What the exercise asks => Pull out every line below holding the word "熟练使用指定的语种".

(Figure data in JSON)
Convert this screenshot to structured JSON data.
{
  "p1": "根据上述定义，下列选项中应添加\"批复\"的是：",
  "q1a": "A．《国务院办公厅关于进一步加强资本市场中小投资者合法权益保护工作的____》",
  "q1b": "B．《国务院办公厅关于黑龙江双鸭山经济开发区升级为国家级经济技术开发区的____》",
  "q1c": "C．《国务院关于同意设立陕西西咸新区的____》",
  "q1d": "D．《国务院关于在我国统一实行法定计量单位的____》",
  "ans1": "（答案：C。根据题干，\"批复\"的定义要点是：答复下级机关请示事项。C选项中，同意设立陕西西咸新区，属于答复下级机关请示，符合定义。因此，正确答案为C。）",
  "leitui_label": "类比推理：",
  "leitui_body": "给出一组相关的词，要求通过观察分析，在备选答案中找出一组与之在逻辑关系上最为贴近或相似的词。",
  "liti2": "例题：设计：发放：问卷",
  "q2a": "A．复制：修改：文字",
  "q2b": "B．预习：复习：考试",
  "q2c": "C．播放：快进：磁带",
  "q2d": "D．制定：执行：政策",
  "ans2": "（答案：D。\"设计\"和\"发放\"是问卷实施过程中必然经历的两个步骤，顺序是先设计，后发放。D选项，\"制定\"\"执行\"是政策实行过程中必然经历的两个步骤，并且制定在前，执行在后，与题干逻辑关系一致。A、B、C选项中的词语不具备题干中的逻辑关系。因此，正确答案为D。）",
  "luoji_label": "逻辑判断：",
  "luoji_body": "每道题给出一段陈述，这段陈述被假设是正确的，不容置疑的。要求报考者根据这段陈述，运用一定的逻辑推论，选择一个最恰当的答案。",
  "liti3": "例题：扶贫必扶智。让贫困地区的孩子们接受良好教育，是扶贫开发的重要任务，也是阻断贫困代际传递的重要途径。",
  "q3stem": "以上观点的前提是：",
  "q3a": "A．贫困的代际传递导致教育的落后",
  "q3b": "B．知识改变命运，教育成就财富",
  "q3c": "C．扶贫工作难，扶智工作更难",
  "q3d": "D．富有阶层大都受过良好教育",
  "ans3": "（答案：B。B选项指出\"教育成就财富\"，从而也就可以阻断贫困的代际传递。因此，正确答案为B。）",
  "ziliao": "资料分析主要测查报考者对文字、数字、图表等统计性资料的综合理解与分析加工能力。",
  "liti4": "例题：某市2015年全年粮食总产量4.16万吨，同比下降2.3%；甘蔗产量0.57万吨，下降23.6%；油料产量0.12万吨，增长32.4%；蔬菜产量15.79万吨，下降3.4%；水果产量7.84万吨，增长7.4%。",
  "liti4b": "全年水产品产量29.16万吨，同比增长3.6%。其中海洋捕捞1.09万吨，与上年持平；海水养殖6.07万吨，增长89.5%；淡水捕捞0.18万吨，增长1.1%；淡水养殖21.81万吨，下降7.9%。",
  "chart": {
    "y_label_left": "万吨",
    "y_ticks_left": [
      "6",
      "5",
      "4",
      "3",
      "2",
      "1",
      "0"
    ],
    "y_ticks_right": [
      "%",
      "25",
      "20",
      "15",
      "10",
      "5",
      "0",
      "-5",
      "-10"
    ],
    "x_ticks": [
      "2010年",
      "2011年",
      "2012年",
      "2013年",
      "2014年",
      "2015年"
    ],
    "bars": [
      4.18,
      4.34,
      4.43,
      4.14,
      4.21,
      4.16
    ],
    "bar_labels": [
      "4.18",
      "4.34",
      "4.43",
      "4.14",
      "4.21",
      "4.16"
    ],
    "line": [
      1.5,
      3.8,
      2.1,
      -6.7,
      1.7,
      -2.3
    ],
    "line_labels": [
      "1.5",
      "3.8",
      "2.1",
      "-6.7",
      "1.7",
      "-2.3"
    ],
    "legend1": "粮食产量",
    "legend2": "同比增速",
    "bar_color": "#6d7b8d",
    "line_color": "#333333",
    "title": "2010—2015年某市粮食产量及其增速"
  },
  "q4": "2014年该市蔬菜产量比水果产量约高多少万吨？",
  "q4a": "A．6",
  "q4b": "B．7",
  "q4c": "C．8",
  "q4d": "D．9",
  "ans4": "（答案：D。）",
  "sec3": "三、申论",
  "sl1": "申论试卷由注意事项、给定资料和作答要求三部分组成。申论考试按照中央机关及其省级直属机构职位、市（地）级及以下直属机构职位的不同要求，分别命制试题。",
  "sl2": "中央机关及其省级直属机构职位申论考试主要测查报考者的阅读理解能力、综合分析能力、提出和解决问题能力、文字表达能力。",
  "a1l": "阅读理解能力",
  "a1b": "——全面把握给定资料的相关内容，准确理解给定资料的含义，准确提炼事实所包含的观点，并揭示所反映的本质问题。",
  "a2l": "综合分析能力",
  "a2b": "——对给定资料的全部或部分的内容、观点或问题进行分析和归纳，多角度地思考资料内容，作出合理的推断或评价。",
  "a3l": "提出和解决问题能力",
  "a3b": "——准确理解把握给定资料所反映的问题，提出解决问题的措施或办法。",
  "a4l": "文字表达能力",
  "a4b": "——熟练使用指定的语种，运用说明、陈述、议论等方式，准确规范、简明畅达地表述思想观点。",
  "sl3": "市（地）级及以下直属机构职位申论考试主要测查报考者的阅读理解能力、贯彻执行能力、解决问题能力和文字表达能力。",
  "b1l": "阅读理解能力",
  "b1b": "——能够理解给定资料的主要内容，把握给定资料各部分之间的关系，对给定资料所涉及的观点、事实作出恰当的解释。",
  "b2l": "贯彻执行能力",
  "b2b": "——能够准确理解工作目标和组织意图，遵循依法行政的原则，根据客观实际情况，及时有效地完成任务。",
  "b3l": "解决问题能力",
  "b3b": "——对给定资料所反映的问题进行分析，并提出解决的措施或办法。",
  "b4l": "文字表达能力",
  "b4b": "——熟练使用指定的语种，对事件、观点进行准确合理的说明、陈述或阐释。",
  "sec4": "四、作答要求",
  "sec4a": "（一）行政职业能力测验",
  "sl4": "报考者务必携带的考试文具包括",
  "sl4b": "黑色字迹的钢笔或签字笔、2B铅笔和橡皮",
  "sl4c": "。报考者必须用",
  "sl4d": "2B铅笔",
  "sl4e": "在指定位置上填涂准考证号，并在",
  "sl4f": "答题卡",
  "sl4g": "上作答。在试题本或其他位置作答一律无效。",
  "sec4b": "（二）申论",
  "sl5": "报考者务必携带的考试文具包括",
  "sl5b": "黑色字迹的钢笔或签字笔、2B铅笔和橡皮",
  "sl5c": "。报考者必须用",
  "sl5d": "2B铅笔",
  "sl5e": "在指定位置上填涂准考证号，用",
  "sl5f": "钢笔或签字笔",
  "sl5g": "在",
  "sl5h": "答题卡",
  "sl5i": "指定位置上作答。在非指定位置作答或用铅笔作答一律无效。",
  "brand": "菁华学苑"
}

Task solution =>
  "a4b": "——熟练使用指定的语种，运用说明、陈述、议论等方式，准确规范、简明畅达地表述思想观点。",
  "b4b": "——熟练使用指定的语种，对事件、观点进行准确合理的说明、陈述或阐释。",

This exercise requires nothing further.